### [Written instruction]
Skip the pictures. Repeat everything else in the records word for word.

### [Data to process]
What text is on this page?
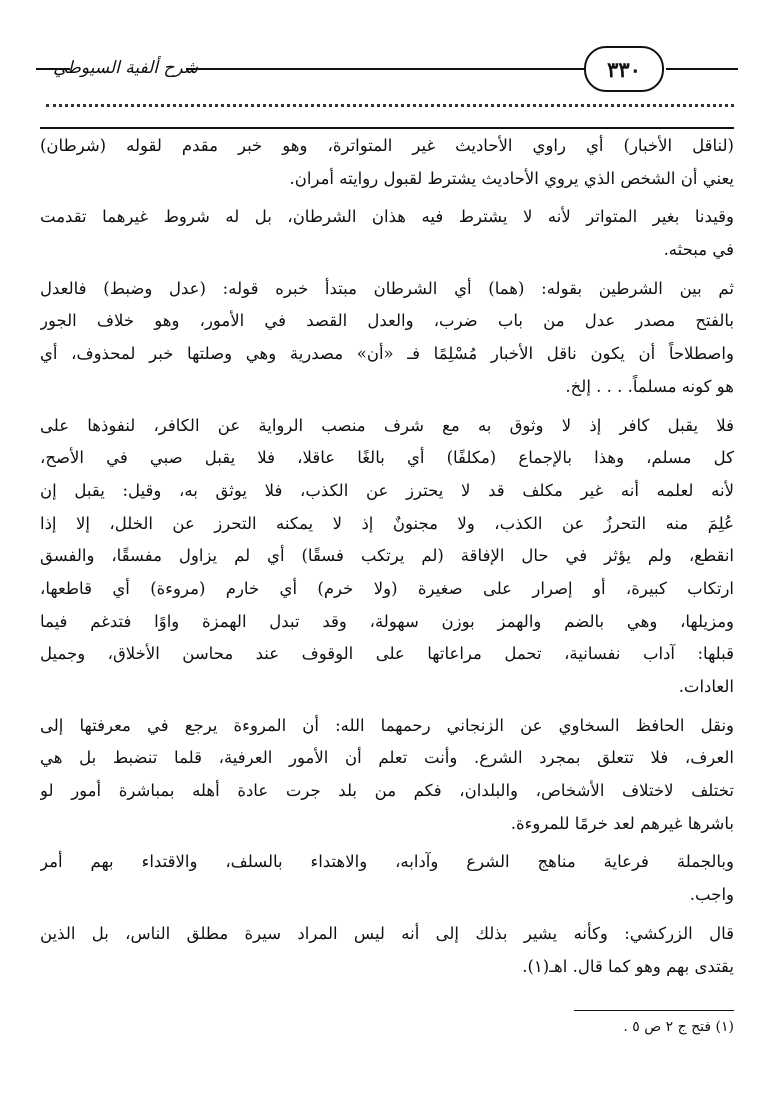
٣٣٠
شرح ألفية السيوطي
(لناقل الأخبار) أي راوي الأحاديث غير المتواترة، وهو خبر مقدم لقوله (شرطان)
يعني أن الشخص الذي يروي الأحاديث يشترط لقبول روايته أمران.
وقيدنا بغير المتواتر لأنه لا يشترط فيه هذان الشرطان، بل له شروط غيرهما تقدمت
في مبحثه.
ثم بين الشرطين بقوله: (هما) أي الشرطان مبتدأ خبره قوله: (عدل وضبط) فالعدل
بالفتح مصدر عدل من باب ضرب، والعدل القصد في الأمور، وهو خلاف الجور
واصطلاحاً أن يكون ناقل الأخبار مُسْلِمًا فـ «أن» مصدرية وهي وصلتها خبر لمحذوف، أي
هو كونه مسلماً. . . . إلخ.
فلا يقبل كافر إذ لا وثوق به مع شرف منصب الرواية عن الكافر، لنفوذها على
كل مسلم، وهذا بالإجماع (مكلفًا) أي بالغًا عاقلا، فلا يقبل صبي في الأصح،
لأنه لعلمه أنه غير مكلف قد لا يحترز عن الكذب، فلا يوثق به، وقيل: يقبل إن
عُلِمَ منه التحرزُ عن الكذب، ولا مجنونٌ إذ لا يمكنه التحرز عن الخلل، إلا إذا
انقطع، ولم يؤثر في حال الإفاقة (لم يرتكب فسقًا) أي لم يزاول مفسقًا، والفسق
ارتكاب كبيرة، أو إصرار على صغيرة (ولا خرم) أي خارم (مروءة) أي قاطعها،
ومزيلها، وهي بالضم والهمز بوزن سهولة، وقد تبدل الهمزة واوًا فتدغم فيما
قبلها: آداب نفسانية، تحمل مراعاتها على الوقوف عند محاسن الأخلاق، وجميل
العادات.
ونقل الحافظ السخاوي عن الزنجاني رحمهما الله: أن المروءة يرجع في معرفتها إلى
العرف، فلا تتعلق بمجرد الشرع. وأنت تعلم أن الأمور العرفية، قلما تنضبط بل هي
تختلف لاختلاف الأشخاص، والبلدان، فكم من بلد جرت عادة أهله بمباشرة أمور لو
باشرها غيرهم لعد خرمًا للمروءة.
وبالجملة فرعاية مناهج الشرع وآدابه، والاهتداء بالسلف، والاقتداء بهم أمر
واجب.
قال الزركشي: وكأنه يشير بذلك إلى أنه ليس المراد سيرة مطلق الناس، بل الذين
يقتدى بهم وهو كما قال. اهـ(١).
(١) فتح ج ٢ ص ٥ .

### [Exercise result]
What text is on this page?
٣٣٠
شرح ألفية السيوطي
(لناقل الأخبار) أي راوي الأحاديث غير المتواترة، وهو خبر مقدم لقوله (شرطان)
يعني أن الشخص الذي يروي الأحاديث يشترط لقبول روايته أمران.
وقيدنا بغير المتواتر لأنه لا يشترط فيه هذان الشرطان، بل له شروط غيرهما تقدمت
في مبحثه.
ثم بين الشرطين بقوله: (هما) أي الشرطان مبتدأ خبره قوله: (عدل وضبط) فالعدل
بالفتح مصدر عدل من باب ضرب، والعدل القصد في الأمور، وهو خلاف الجور
واصطلاحاً أن يكون ناقل الأخبار مُسْلِمًا فـ «أن» مصدرية وهي وصلتها خبر لمحذوف، أي
هو كونه مسلماً. . . . إلخ.
فلا يقبل كافر إذ لا وثوق به مع شرف منصب الرواية عن الكافر، لنفوذها على
كل مسلم، وهذا بالإجماع (مكلفًا) أي بالغًا عاقلا، فلا يقبل صبي في الأصح،
لأنه لعلمه أنه غير مكلف قد لا يحترز عن الكذب، فلا يوثق به، وقيل: يقبل إن
عُلِمَ منه التحرزُ عن الكذب، ولا مجنونٌ إذ لا يمكنه التحرز عن الخلل، إلا إذا
انقطع، ولم يؤثر في حال الإفاقة (لم يرتكب فسقًا) أي لم يزاول مفسقًا، والفسق
ارتكاب كبيرة، أو إصرار على صغيرة (ولا خرم) أي خارم (مروءة) أي قاطعها،
ومزيلها، وهي بالضم والهمز بوزن سهولة، وقد تبدل الهمزة واوًا فتدغم فيما
قبلها: آداب نفسانية، تحمل مراعاتها على الوقوف عند محاسن الأخلاق، وجميل
العادات.
ونقل الحافظ السخاوي عن الزنجاني رحمهما الله: أن المروءة يرجع في معرفتها إلى
العرف، فلا تتعلق بمجرد الشرع. وأنت تعلم أن الأمور العرفية، قلما تنضبط بل هي
تختلف لاختلاف الأشخاص، والبلدان، فكم من بلد جرت عادة أهله بمباشرة أمور لو
باشرها غيرهم لعد خرمًا للمروءة.
وبالجملة فرعاية مناهج الشرع وآدابه، والاهتداء بالسلف، والاقتداء بهم أمر
واجب.
قال الزركشي: وكأنه يشير بذلك إلى أنه ليس المراد سيرة مطلق الناس، بل الذين
يقتدى بهم وهو كما قال. اهـ(١).
(١) فتح ج ٢ ص ٥ .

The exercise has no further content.